[DESCRIPTION OF THE TASK]
Track down the lines that contain "with" and copy them.

[GIVEN RECORDS]

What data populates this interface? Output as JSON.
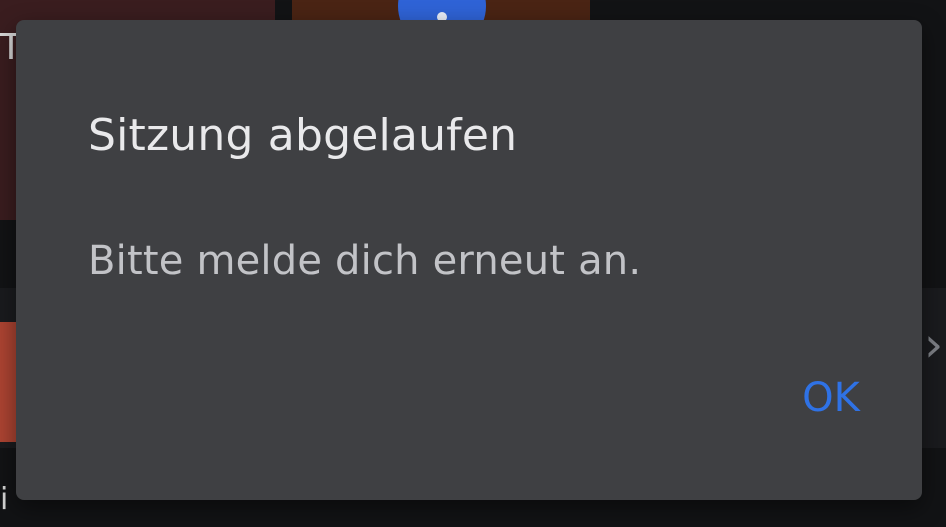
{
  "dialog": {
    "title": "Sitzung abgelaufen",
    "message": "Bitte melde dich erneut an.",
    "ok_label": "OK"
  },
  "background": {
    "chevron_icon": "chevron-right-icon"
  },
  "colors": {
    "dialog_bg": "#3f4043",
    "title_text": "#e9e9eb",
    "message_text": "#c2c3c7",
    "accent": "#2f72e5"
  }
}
---
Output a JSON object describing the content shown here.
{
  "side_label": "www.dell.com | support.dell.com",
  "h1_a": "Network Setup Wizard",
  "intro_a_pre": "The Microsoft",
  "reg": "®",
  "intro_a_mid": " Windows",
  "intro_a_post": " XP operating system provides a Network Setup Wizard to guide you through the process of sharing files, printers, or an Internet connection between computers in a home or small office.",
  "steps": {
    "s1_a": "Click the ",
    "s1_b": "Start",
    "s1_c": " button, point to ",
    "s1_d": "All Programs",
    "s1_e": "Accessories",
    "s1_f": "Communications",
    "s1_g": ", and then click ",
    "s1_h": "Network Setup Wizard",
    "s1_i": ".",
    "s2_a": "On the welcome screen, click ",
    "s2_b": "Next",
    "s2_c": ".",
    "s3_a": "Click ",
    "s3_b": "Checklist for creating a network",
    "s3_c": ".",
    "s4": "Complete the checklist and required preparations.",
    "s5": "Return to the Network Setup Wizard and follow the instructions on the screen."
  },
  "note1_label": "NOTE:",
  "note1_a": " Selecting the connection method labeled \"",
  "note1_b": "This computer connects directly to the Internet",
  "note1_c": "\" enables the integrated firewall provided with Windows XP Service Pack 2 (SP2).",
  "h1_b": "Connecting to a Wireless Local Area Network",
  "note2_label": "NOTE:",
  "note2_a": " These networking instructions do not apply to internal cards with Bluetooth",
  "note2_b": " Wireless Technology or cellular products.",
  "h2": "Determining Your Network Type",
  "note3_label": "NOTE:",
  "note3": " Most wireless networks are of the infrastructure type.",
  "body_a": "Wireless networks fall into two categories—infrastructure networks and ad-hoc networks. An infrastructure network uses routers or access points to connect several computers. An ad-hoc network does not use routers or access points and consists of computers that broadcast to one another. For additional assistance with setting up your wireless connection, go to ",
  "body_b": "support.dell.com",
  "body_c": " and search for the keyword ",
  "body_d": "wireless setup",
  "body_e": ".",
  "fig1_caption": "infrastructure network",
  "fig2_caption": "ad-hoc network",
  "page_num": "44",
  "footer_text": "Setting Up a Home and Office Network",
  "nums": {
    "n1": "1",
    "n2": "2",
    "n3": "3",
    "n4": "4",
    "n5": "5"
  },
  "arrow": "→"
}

[OUTPUT FOR THIS TASK]
  "note1_c": "\" enables the integrated firewall provided with Windows XP Service Pack 2 (SP2).",
  "note2_a": " These networking instructions do not apply to internal cards with Bluetooth",
  "body_a": "Wireless networks fall into two categories—infrastructure networks and ad-hoc networks. An infrastructure network uses routers or access points to connect several computers. An ad-hoc network does not use routers or access points and consists of computers that broadcast to one another. For additional assistance with setting up your wireless connection, go to ",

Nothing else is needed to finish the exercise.